== DOCUMENT ==
::::::::::

# Made a router planing jig, but now some questions



## gdiddy13 (May 13, 2016)

As the title says, I made a router planing jig. I used 3/4" ply for the base, with 2×4s for the rails (I think I need to use something more narrow).

Couple of questions:

1. due to the width of my rails, I'm having to "prop" my slab up a bit just for the router to reach it. That's a problem I should fix by using narrower rails right?

2. let's say you lay a cutting board on this thing. Shouldn't I shim it until it's level (using a level)? I think I'm missing something here. I made the damned thing but I can't found tips on how to actually use it.

3. As I go along, will I always have small ridges from each pass? Maybe it's my setup, I don't know.

Thanks guys, I'm learning a lot, and teaching myself as I don't have anyone else I can go to.


----------



## rwe2156 (May 7, 2014)

Need a pic!!



> 1. due to the width of my rails, I m having to "prop" my slab up a bit just for the router to reach it. That s a problem I should fix by using narrower rails right?


Not sure what you're describing here. There should only be the 3/4" thickness of the plywood base bewteen the router base and your stock.



> 2. let s say you lay a cutting board on this thing. Shouldn t I shim it until it s level (using a level)? I think I m missing something here. I made the damned thing but I can t found tips on how to actually use it.


You shouldn't need to if you made the cutting board reasonably accurately.



> 3. As I go along, will I always have small ridges from each pass? Maybe it s my setup, I don t know.


 What kind of bit are you using? Even with a planer bit, there will be some slight discrepancy from pass to pass. I believe this is mostly from the sled flexing.

Here is a pic of the rig I used to flatten a workbench top maybe it will help:


----------



## TravisH (Feb 6, 2013)

Yes size your rails appropriately for your use. Sounds like you need to make your rail height shorter or cut plywood spacer to fit inside rails to raise work closer to router bit.

I just put two small dabs of hot glue on the board and press to base (I used melamine panel). That face becomes your reference face once you route it flat. As mentioned above as long as you are relatively flat to begin with not issues as just takes a little overall thickness from the board depending on how uneven it is. Once I get one side flat then flip it and use some wedges between the board and rails and secure the board and the route the other side.

I have been using a 3/4 straight router bit and have had no issues with ridges but would likely switch to a larger bowl/dish cutter router bit if decided to make more cutting boards. If sled is flexing going to be an issue with ridges unless you reduce the flex. My sled is 3/4 ply with oak side rails. Haven't had any issues with flex but my set up isn't very wide.

::::::::::

== SHORT TASK 1 ==
Name each person who posts in the router planing jig thread, with the date shown beside their post.
== SHORT TASK 2 ==
Carry on the router planing jig thread from where it stops.

== STORED DATA ==

::::::::::

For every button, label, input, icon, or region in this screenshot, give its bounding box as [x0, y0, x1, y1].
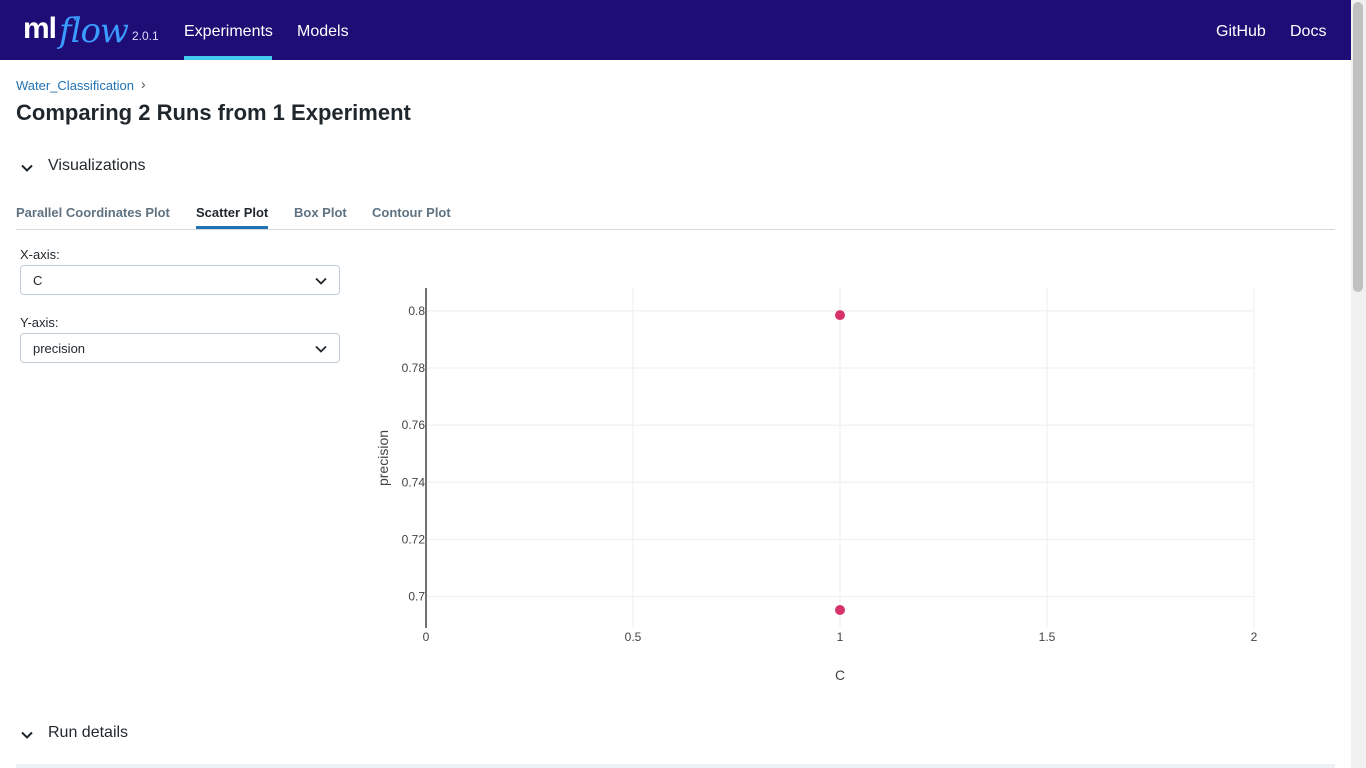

::::::::::

== FINAL RESULT 1 ==
gdiddy13 (May 13, 2016), rwe2156 (May 7, 2014), TravisH (Feb 6, 2013)

== FINAL RESULT 2 ==
----------



## Firewood (Dec 4, 2013)

I made a planing jig for some walnut boards that were too wide for my jointer. It worked quite well.

1. The sides of my jig were also too high for the stock. I laid a piece of MDF under the board to raise it up enough.

2. First step - Make sure your jig is positioned flat (no twist). For mine, which was made 8' long and only 12" wide, I simply laid a level across the jig over the horses it was laying on and shimmed until the bubble matched on both ends. The boards I planed were not flat and needed some shimming. I slipped a narrow shim under the high corners until they just contacted the board and provided full support. You don't want to lift the board with the shim. I then placed wedges on the sides of the board to prevent any movement while routing. Hot glue would work better as I found the wedges wanted to spread the sides a little and caused the router sled to get a little tight but it did not cause any major issues.

3. I used a dado bit that left slight ridges in the board. They were visible but I really couldn't feel any discernible ridge or impression. After planing the other face, it only took about 1/128th pass on the routed face to remove the marks.


----------



## Lazyman (Aug 8, 2014)

The latest Woodsmith magazine that showed up in the mail a couple of days ago happens to have an article in the December issue about using a router jig to flatten cutting boards after glue up. You can see their setup on the cover here: 
http://www.woodsmithlibrary.com/view/issue/228/
You may be able to get a free trial issue.

In their setup, the rails are simply 1-bys ripped to width needed so that the router carriage is the appropriate height above the board you are flattening. They simply clamped the rails to the sides of the board with a spacer that is lower than the board being flattened so that the bit does hit the rails. They actually used a bench vise and dogs but bar or pipe clamps would work too. If you at getting ridges, you may be getting too much flex from your carriage. Also, a bowl bit with rounded edges will reduce tearout which may also be causing ridges.

BTW, Woodsmith magazine is a great magazine for anyone learning woodworking. It has great tips and techniques and the plans are very well documented and easy to follow. If your budget allows I highly recommend buying their backissue DVD. It can be easily searched for articles, techniques, tips and project plans and you can print articles and plans to take into the shop. You can actually browse the index and try the search feature at their website to see how it works ad just how much information is available on the DVD: http://www.woodsmithlibrary.com/browse/


----------



## Johnnyleroy (Feb 24, 2019)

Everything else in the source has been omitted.